Do this: Copy each line that contains the word "replies".

**********

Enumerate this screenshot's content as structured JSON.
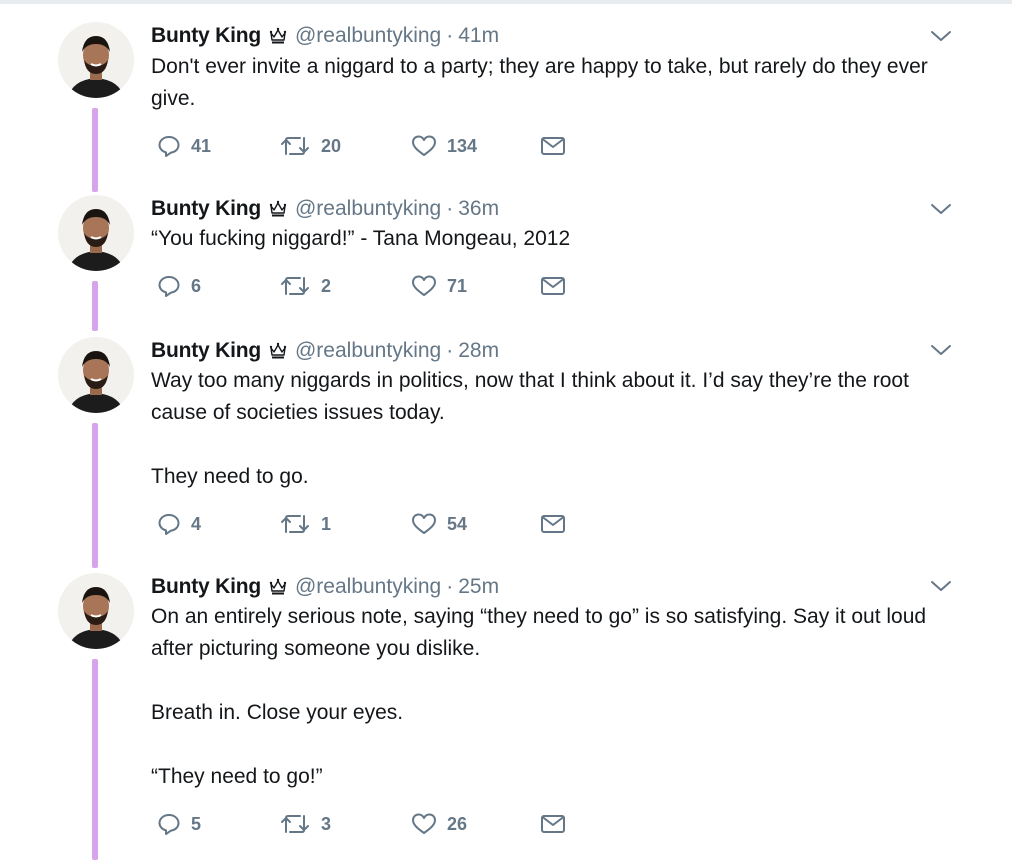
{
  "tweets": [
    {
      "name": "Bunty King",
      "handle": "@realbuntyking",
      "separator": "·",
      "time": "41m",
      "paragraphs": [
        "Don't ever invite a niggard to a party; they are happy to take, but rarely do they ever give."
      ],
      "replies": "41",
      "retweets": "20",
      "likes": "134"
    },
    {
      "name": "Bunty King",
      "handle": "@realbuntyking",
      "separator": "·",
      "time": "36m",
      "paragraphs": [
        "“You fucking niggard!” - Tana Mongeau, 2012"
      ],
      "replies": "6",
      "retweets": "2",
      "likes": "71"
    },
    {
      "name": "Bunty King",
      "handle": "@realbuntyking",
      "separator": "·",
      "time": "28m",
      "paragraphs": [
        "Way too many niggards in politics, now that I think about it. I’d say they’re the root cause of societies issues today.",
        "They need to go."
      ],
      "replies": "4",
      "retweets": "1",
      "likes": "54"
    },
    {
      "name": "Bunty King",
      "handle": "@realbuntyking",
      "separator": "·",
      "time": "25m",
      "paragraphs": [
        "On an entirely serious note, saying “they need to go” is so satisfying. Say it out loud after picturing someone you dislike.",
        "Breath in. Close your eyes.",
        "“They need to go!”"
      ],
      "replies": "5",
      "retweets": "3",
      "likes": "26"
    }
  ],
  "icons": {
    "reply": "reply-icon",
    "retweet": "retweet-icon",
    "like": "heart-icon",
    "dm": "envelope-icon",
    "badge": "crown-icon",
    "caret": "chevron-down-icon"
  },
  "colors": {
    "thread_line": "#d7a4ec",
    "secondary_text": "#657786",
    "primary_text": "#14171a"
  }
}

**********

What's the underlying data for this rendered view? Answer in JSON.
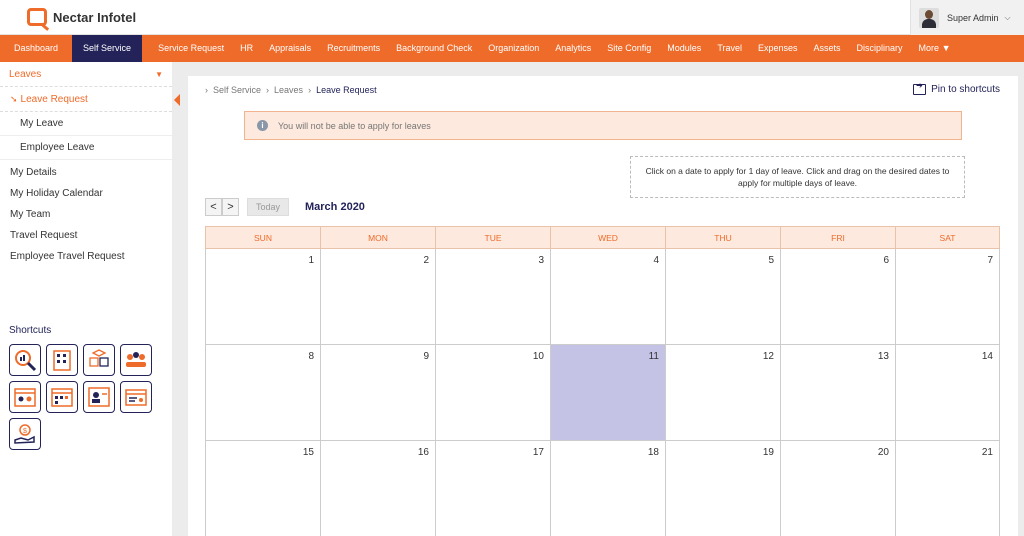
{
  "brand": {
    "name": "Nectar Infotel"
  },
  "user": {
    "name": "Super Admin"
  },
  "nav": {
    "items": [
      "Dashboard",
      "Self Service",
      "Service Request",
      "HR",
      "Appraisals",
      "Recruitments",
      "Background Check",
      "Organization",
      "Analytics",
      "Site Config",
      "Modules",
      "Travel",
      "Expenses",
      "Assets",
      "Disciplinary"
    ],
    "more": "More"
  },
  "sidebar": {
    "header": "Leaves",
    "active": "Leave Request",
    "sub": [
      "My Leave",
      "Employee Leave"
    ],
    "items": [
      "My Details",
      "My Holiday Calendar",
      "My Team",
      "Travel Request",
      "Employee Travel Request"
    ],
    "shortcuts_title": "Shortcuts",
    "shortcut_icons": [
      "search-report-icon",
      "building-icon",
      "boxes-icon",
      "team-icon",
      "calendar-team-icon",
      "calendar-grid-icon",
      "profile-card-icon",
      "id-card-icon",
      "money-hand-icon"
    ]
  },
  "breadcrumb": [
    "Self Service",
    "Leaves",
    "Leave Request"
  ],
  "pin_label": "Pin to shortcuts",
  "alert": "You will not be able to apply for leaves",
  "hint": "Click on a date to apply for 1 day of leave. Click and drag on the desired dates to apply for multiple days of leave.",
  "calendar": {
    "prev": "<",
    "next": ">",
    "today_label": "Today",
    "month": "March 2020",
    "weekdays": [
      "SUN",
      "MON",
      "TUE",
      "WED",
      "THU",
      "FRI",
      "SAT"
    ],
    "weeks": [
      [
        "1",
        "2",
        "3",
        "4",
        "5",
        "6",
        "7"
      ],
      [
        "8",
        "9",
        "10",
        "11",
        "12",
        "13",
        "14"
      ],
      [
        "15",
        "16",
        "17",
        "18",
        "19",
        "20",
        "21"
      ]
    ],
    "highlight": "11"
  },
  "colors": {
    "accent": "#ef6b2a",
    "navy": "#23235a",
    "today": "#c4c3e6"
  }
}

**********

Final result:
      "replies": "41",
      "replies": "6",
      "replies": "4",
      "replies": "5",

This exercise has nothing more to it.